(Dataset entries on figures)
============

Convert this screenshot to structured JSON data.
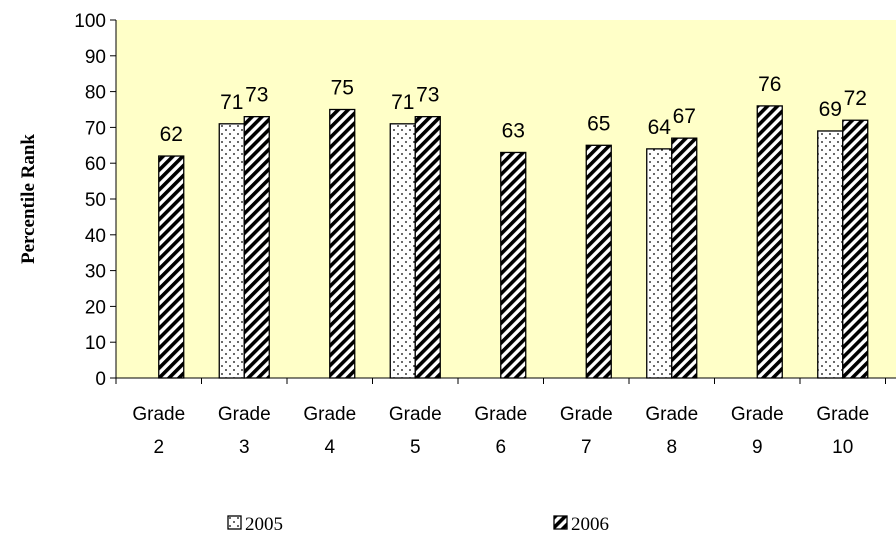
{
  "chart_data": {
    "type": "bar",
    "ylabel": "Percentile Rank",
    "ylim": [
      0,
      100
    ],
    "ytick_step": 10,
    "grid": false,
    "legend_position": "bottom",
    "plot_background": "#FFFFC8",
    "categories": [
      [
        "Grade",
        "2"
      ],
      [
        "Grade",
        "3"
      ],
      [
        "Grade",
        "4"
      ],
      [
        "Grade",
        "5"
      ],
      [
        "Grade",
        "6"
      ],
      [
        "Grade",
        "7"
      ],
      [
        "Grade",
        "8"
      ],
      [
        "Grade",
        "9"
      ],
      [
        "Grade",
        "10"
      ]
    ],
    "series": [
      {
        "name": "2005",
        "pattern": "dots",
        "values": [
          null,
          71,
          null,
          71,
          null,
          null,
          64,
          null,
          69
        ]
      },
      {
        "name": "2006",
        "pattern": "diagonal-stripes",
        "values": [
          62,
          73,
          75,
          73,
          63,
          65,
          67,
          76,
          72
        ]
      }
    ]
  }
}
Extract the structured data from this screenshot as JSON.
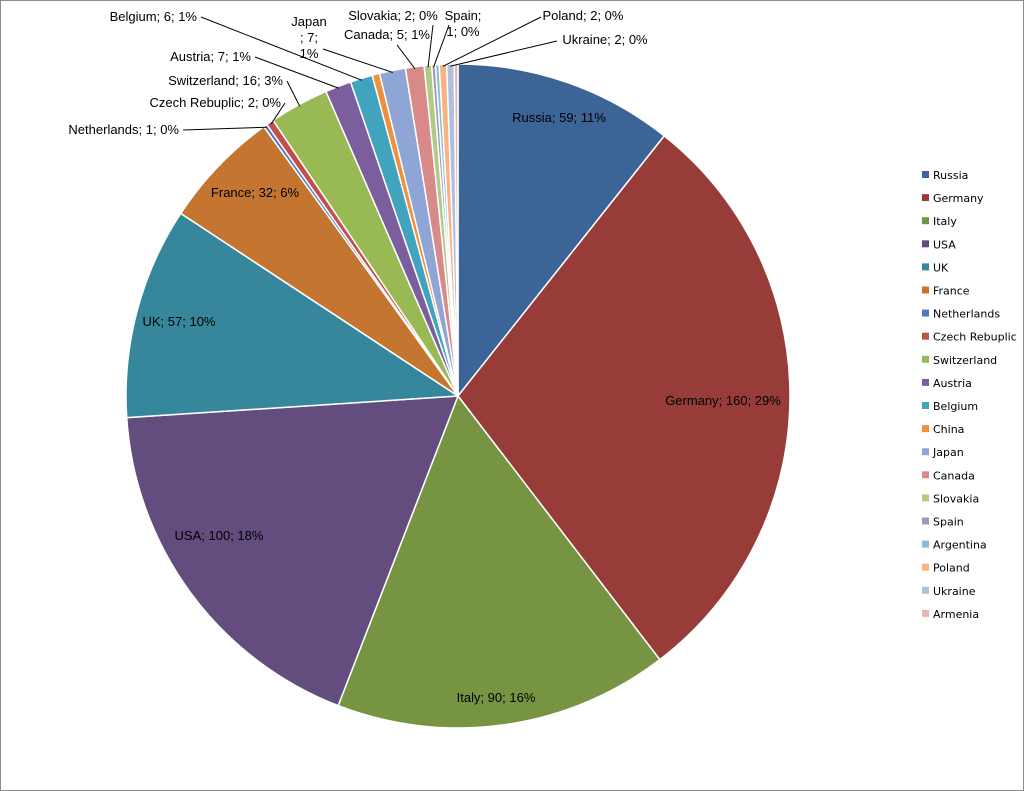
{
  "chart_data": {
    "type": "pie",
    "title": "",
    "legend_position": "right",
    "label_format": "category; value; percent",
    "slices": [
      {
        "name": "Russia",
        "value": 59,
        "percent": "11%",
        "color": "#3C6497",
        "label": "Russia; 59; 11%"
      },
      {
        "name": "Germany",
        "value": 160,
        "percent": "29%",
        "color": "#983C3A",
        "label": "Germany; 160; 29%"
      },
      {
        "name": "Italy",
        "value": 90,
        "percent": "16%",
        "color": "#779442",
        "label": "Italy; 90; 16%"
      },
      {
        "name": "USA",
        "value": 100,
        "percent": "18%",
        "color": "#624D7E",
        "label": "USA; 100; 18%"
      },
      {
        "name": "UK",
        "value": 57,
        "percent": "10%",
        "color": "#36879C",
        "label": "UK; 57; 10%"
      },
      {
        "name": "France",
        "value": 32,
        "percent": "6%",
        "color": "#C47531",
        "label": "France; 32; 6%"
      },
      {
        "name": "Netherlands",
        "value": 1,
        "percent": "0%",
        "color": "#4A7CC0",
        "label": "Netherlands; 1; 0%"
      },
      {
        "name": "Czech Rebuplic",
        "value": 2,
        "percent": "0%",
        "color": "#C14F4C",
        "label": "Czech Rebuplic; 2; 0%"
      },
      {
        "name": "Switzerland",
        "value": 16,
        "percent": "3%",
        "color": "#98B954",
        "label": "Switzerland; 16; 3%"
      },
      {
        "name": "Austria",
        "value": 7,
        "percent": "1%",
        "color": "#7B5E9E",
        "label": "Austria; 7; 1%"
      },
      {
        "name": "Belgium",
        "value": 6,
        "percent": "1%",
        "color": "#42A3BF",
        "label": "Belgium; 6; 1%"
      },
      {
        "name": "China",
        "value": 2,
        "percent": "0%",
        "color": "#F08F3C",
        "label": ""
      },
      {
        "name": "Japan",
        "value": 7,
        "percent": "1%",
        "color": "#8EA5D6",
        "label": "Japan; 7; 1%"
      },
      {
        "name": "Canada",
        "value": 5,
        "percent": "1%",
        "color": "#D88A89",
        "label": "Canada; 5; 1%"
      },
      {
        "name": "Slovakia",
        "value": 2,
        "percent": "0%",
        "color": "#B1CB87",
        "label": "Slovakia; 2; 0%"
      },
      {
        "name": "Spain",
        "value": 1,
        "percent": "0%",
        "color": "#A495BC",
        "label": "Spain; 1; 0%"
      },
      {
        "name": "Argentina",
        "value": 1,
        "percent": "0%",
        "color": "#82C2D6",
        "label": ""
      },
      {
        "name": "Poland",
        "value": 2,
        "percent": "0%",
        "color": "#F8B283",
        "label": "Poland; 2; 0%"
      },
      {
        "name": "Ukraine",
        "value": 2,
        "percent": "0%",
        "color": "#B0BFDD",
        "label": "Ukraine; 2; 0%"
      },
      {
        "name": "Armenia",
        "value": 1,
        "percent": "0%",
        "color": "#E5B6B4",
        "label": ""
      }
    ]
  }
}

============

Pick each line holding the word "pattern" out of the data and copy it.

        "pattern": "dots",
        "pattern": "diagonal-stripes",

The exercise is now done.